# Written exercise:
Filter the lines below, copying only those with the string "this".

# Rows:
⁂

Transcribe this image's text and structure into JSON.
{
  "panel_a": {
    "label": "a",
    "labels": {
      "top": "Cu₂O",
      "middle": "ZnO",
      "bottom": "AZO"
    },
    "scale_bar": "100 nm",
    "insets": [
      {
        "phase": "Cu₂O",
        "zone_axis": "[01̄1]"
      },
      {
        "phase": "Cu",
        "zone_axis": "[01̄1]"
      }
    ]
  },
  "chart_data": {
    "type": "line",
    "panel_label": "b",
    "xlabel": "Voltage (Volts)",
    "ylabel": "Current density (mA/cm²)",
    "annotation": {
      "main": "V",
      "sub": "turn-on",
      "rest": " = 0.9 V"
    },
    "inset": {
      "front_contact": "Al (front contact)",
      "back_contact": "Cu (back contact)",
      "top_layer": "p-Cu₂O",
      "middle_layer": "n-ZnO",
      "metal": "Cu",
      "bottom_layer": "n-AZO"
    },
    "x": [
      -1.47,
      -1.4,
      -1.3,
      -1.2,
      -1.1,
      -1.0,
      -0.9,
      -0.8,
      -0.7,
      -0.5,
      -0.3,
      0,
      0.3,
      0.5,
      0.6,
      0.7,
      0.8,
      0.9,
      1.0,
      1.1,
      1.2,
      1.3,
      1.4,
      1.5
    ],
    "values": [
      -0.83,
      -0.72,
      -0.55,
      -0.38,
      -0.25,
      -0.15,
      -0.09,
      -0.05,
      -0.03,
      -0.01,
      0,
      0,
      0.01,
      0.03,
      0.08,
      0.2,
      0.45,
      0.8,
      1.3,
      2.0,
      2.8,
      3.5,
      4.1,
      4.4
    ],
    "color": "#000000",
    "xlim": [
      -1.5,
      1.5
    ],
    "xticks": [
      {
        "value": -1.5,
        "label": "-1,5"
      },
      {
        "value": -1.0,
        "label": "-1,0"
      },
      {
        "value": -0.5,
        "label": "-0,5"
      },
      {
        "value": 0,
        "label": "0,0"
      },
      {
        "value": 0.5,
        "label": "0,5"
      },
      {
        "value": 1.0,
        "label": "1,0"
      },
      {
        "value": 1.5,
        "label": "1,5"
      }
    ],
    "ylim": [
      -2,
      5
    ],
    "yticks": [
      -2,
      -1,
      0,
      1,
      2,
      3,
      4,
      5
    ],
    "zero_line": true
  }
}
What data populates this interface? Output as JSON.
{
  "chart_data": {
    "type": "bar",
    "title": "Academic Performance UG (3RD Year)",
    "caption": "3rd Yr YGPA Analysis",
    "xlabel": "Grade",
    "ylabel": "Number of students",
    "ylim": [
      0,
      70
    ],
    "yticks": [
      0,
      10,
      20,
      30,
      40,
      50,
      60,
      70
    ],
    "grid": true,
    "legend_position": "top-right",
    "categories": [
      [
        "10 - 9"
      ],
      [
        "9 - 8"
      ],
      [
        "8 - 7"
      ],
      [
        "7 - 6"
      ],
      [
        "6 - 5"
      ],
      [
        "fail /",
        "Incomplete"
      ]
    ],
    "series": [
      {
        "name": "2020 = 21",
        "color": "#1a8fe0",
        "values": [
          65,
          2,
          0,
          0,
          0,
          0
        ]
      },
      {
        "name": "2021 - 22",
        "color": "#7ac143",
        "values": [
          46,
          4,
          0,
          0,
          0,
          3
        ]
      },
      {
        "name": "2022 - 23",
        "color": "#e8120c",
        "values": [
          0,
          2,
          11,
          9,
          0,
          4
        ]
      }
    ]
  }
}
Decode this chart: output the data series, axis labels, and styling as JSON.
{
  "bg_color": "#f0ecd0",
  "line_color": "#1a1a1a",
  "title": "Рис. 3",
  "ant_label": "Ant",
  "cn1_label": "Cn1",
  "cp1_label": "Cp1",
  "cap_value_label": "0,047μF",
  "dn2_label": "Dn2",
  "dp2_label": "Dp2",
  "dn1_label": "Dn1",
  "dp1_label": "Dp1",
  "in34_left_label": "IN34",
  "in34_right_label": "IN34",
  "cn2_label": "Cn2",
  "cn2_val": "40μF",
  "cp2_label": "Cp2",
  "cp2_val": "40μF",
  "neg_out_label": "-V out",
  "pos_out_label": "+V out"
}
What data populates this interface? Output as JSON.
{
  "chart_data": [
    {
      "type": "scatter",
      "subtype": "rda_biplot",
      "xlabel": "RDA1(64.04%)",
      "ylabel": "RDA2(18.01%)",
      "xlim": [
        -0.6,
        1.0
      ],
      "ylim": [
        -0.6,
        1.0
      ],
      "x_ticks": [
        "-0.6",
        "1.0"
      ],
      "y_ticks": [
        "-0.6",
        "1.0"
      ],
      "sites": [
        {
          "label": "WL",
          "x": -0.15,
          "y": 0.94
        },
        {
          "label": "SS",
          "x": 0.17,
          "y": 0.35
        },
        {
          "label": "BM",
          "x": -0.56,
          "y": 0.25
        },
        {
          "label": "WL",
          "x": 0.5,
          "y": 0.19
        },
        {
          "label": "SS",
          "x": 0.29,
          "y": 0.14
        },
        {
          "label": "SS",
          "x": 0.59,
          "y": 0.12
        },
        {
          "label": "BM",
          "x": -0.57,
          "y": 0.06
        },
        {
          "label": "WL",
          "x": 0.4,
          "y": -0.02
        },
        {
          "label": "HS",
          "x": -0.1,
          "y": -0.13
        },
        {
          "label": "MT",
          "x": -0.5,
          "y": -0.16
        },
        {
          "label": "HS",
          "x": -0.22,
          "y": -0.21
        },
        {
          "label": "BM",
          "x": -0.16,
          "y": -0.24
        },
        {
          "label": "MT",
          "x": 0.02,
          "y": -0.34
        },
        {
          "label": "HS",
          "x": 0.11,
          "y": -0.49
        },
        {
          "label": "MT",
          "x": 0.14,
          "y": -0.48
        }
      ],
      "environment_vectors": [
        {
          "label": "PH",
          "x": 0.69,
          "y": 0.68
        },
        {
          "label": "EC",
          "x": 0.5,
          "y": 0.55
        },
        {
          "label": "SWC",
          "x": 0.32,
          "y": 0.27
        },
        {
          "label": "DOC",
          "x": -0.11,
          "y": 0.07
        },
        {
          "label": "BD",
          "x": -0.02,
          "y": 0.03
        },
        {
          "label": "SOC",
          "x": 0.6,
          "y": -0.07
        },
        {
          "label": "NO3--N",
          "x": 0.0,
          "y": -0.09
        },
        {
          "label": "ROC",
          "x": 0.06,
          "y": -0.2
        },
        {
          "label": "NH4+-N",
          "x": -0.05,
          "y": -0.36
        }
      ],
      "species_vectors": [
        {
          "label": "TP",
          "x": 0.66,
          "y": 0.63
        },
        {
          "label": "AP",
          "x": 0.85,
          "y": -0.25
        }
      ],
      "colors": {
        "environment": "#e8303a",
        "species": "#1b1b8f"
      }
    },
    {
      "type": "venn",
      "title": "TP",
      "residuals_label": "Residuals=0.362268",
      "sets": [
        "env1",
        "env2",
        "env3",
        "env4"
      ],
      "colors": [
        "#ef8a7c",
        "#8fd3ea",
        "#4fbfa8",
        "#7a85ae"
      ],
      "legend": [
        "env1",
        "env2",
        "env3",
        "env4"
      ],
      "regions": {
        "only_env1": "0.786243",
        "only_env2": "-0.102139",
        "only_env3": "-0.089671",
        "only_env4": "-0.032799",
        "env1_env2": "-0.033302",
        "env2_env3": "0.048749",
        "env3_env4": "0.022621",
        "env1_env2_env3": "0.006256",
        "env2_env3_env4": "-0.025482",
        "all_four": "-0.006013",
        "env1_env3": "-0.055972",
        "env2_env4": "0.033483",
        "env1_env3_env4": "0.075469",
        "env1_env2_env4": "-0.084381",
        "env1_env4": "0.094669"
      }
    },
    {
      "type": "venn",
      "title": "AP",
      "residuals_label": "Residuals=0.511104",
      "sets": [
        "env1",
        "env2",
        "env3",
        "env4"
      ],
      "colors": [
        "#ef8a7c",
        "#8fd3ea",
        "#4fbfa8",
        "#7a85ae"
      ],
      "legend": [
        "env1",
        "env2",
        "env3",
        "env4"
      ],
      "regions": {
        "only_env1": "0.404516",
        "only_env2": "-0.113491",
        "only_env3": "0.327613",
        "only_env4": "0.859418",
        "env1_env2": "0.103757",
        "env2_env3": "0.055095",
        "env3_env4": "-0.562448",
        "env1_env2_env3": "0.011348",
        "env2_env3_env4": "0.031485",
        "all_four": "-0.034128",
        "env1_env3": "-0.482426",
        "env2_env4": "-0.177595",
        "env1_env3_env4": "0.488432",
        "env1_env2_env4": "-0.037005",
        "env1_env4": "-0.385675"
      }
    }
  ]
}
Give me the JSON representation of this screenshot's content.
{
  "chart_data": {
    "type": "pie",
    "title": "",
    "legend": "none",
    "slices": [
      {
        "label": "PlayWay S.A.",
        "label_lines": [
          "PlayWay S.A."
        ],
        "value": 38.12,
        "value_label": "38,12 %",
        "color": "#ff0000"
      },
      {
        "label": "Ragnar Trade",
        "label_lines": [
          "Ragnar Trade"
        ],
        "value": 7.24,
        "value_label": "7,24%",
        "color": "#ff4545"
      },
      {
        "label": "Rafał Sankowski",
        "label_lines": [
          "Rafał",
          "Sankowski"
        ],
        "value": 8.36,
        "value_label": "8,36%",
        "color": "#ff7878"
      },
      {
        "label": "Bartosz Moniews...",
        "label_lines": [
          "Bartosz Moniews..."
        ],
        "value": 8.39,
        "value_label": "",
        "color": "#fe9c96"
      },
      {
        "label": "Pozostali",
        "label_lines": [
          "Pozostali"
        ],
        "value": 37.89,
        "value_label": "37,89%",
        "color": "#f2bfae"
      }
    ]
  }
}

⁂

# Correct answer:
Transcribe this image's text and structure into JSON.
What data populates this interface? Output as JSON.
Decode this chart: output the data series, axis labels, and styling as JSON.
What data populates this interface? Output as JSON.
Give me the JSON representation of this screenshot's content.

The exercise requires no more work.